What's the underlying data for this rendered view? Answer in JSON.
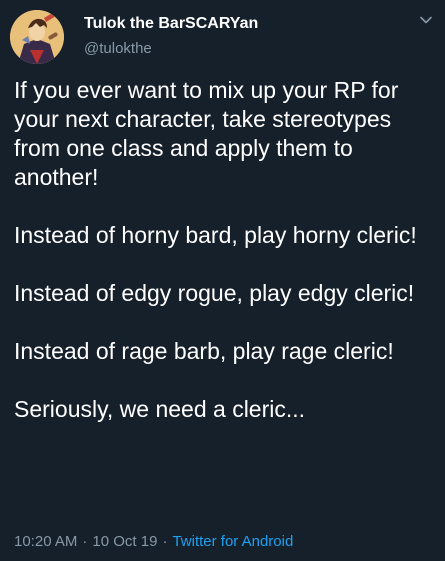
{
  "tweet": {
    "author": {
      "display_name": "Tulok the BarSCARYan",
      "handle": "@tulokthe",
      "avatar_icon": "avatar-illustration"
    },
    "menu_icon": "chevron-down-icon",
    "paragraphs": [
      "If you ever want to mix up your RP for your next character, take stereotypes from one class and apply them to another!",
      "Instead of horny bard, play horny cleric!",
      "Instead of edgy rogue, play edgy cleric!",
      "Instead of rage barb, play rage cleric!",
      "Seriously, we need a cleric..."
    ],
    "meta": {
      "time": "10:20 AM",
      "separator": "·",
      "date": "10 Oct 19",
      "source": "Twitter for Android"
    }
  },
  "colors": {
    "background": "#15202b",
    "text_primary": "#ffffff",
    "text_secondary": "#8899a6",
    "link": "#1da1f2"
  }
}
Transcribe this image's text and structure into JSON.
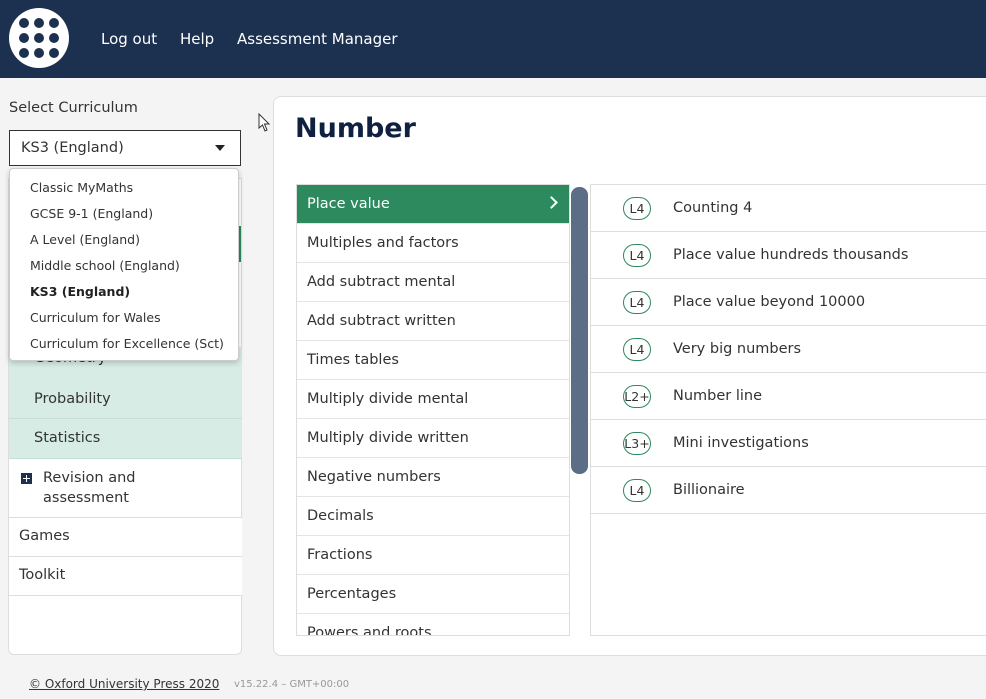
{
  "header": {
    "nav": [
      "Log out",
      "Help",
      "Assessment Manager"
    ],
    "logo_icon": "grid-dots-logo"
  },
  "curriculum": {
    "label": "Select Curriculum",
    "selected": "KS3 (England)",
    "options": [
      "Classic MyMaths",
      "GCSE 9-1 (England)",
      "A Level (England)",
      "Middle school (England)",
      "KS3 (England)",
      "Curriculum for Wales",
      "Curriculum for Excellence (Sct)"
    ]
  },
  "sidebar": {
    "sub_items": [
      "Geometry",
      "Probability",
      "Statistics"
    ],
    "main_items": [
      "Revision and assessment",
      "Games",
      "Toolkit"
    ]
  },
  "main": {
    "title": "Number",
    "topics": [
      "Place value",
      "Multiples and factors",
      "Add subtract mental",
      "Add subtract written",
      "Times tables",
      "Multiply divide mental",
      "Multiply divide written",
      "Negative numbers",
      "Decimals",
      "Fractions",
      "Percentages",
      "Powers and roots"
    ],
    "lessons": [
      {
        "level": "L4",
        "name": "Counting 4"
      },
      {
        "level": "L4",
        "name": "Place value hundreds thousands"
      },
      {
        "level": "L4",
        "name": "Place value beyond 10000"
      },
      {
        "level": "L4",
        "name": "Very big numbers"
      },
      {
        "level": "L2+",
        "name": "Number line"
      },
      {
        "level": "L3+",
        "name": "Mini investigations"
      },
      {
        "level": "L4",
        "name": "Billionaire"
      }
    ]
  },
  "footer": {
    "copyright": "© Oxford University Press 2020",
    "version": "v15.22.4 – GMT+00:00"
  },
  "colors": {
    "header": "#1c3050",
    "accent_green": "#2d8a5e",
    "sub_item_bg": "#d6ece4",
    "scroll_thumb": "#5b6e85"
  }
}
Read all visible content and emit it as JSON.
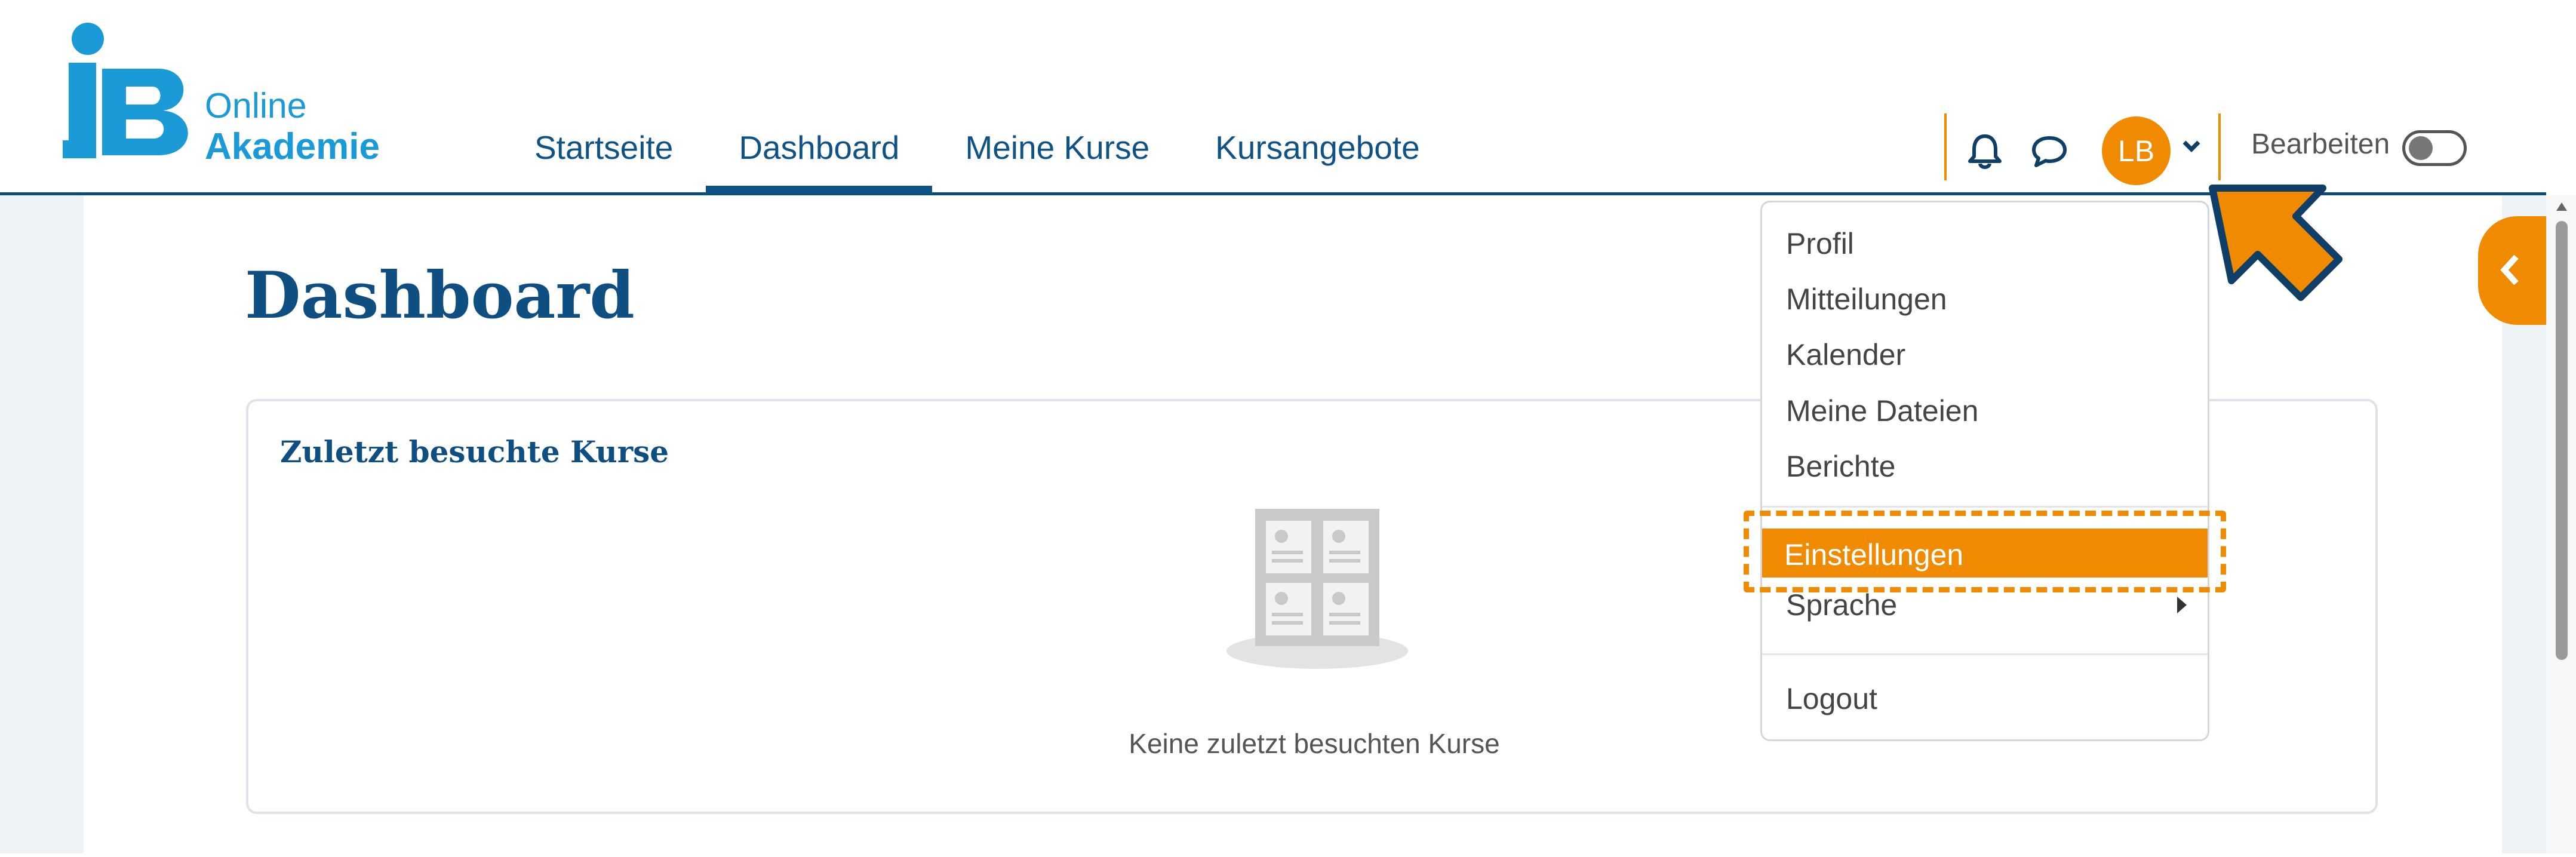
{
  "brand": {
    "mark": "iB",
    "line1": "Online",
    "line2": "Akademie"
  },
  "nav": {
    "items": [
      {
        "label": "Startseite",
        "active": false
      },
      {
        "label": "Dashboard",
        "active": true
      },
      {
        "label": "Meine Kurse",
        "active": false
      },
      {
        "label": "Kursangebote",
        "active": false
      }
    ]
  },
  "user": {
    "initials": "LB"
  },
  "edit_mode": {
    "label": "Bearbeiten",
    "enabled": false
  },
  "page": {
    "title": "Dashboard"
  },
  "recent_courses": {
    "title": "Zuletzt besuchte Kurse",
    "empty_message": "Keine zuletzt besuchten Kurse"
  },
  "user_menu": {
    "items": [
      {
        "label": "Profil"
      },
      {
        "label": "Mitteilungen"
      },
      {
        "label": "Kalender"
      },
      {
        "label": "Meine Dateien"
      },
      {
        "label": "Berichte"
      },
      {
        "label": "Einstellungen",
        "highlighted": true
      },
      {
        "label": "Sprache",
        "has_submenu": true
      },
      {
        "label": "Logout"
      }
    ]
  },
  "colors": {
    "brand_blue": "#0f5286",
    "logo_blue": "#1a9ad6",
    "accent_orange": "#f08a00"
  },
  "icons": [
    "bell-icon",
    "chat-bubble-icon",
    "chevron-down-icon",
    "chevron-left-icon",
    "course-placeholder-icon",
    "arrow-pointer-icon"
  ]
}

• _What to produce_
Could you repeat all of the material exactly? Pictures should not be copied.

• _Result_
What's the underlying data for this rendered view? Answer in JSON.
{
  "tweet": {
    "author": {
      "display_name": "Tulok the BarSCARYan",
      "handle": "@tulokthe",
      "avatar_icon": "avatar-illustration"
    },
    "menu_icon": "chevron-down-icon",
    "paragraphs": [
      "If you ever want to mix up your RP for your next character, take stereotypes from one class and apply them to another!",
      "Instead of horny bard, play horny cleric!",
      "Instead of edgy rogue, play edgy cleric!",
      "Instead of rage barb, play rage cleric!",
      "Seriously, we need a cleric..."
    ],
    "meta": {
      "time": "10:20 AM",
      "separator": "·",
      "date": "10 Oct 19",
      "source": "Twitter for Android"
    }
  },
  "colors": {
    "background": "#15202b",
    "text_primary": "#ffffff",
    "text_secondary": "#8899a6",
    "link": "#1da1f2"
  }
}
Transcribe this image's text and structure into JSON.
{
  "header": {
    "nav": [
      "Log out",
      "Help",
      "Assessment Manager"
    ],
    "logo_icon": "grid-dots-logo"
  },
  "curriculum": {
    "label": "Select Curriculum",
    "selected": "KS3 (England)",
    "options": [
      "Classic MyMaths",
      "GCSE 9-1 (England)",
      "A Level (England)",
      "Middle school (England)",
      "KS3 (England)",
      "Curriculum for Wales",
      "Curriculum for Excellence (Sct)"
    ]
  },
  "sidebar": {
    "sub_items": [
      "Geometry",
      "Probability",
      "Statistics"
    ],
    "main_items": [
      "Revision and assessment",
      "Games",
      "Toolkit"
    ]
  },
  "main": {
    "title": "Number",
    "topics": [
      "Place value",
      "Multiples and factors",
      "Add subtract mental",
      "Add subtract written",
      "Times tables",
      "Multiply divide mental",
      "Multiply divide written",
      "Negative numbers",
      "Decimals",
      "Fractions",
      "Percentages",
      "Powers and roots"
    ],
    "lessons": [
      {
        "level": "L4",
        "name": "Counting 4"
      },
      {
        "level": "L4",
        "name": "Place value hundreds thousands"
      },
      {
        "level": "L4",
        "name": "Place value beyond 10000"
      },
      {
        "level": "L4",
        "name": "Very big numbers"
      },
      {
        "level": "L2+",
        "name": "Number line"
      },
      {
        "level": "L3+",
        "name": "Mini investigations"
      },
      {
        "level": "L4",
        "name": "Billionaire"
      }
    ]
  },
  "footer": {
    "copyright": "© Oxford University Press 2020",
    "version": "v15.22.4 – GMT+00:00"
  },
  "colors": {
    "header": "#1c3050",
    "accent_green": "#2d8a5e",
    "sub_item_bg": "#d6ece4",
    "scroll_thumb": "#5b6e85"
  }
}
Read all visible content and emit it as JSON.
{
  "brand": {
    "mark": "iB",
    "line1": "Online",
    "line2": "Akademie"
  },
  "nav": {
    "items": [
      {
        "label": "Startseite",
        "active": false
      },
      {
        "label": "Dashboard",
        "active": true
      },
      {
        "label": "Meine Kurse",
        "active": false
      },
      {
        "label": "Kursangebote",
        "active": false
      }
    ]
  },
  "user": {
    "initials": "LB"
  },
  "edit_mode": {
    "label": "Bearbeiten",
    "enabled": false
  },
  "page": {
    "title": "Dashboard"
  },
  "recent_courses": {
    "title": "Zuletzt besuchte Kurse",
    "empty_message": "Keine zuletzt besuchten Kurse"
  },
  "user_menu": {
    "items": [
      {
        "label": "Profil"
      },
      {
        "label": "Mitteilungen"
      },
      {
        "label": "Kalender"
      },
      {
        "label": "Meine Dateien"
      },
      {
        "label": "Berichte"
      },
      {
        "label": "Einstellungen",
        "highlighted": true
      },
      {
        "label": "Sprache",
        "has_submenu": true
      },
      {
        "label": "Logout"
      }
    ]
  },
  "colors": {
    "brand_blue": "#0f5286",
    "logo_blue": "#1a9ad6",
    "accent_orange": "#f08a00"
  },
  "icons": [
    "bell-icon",
    "chat-bubble-icon",
    "chevron-down-icon",
    "chevron-left-icon",
    "course-placeholder-icon",
    "arrow-pointer-icon"
  ]
}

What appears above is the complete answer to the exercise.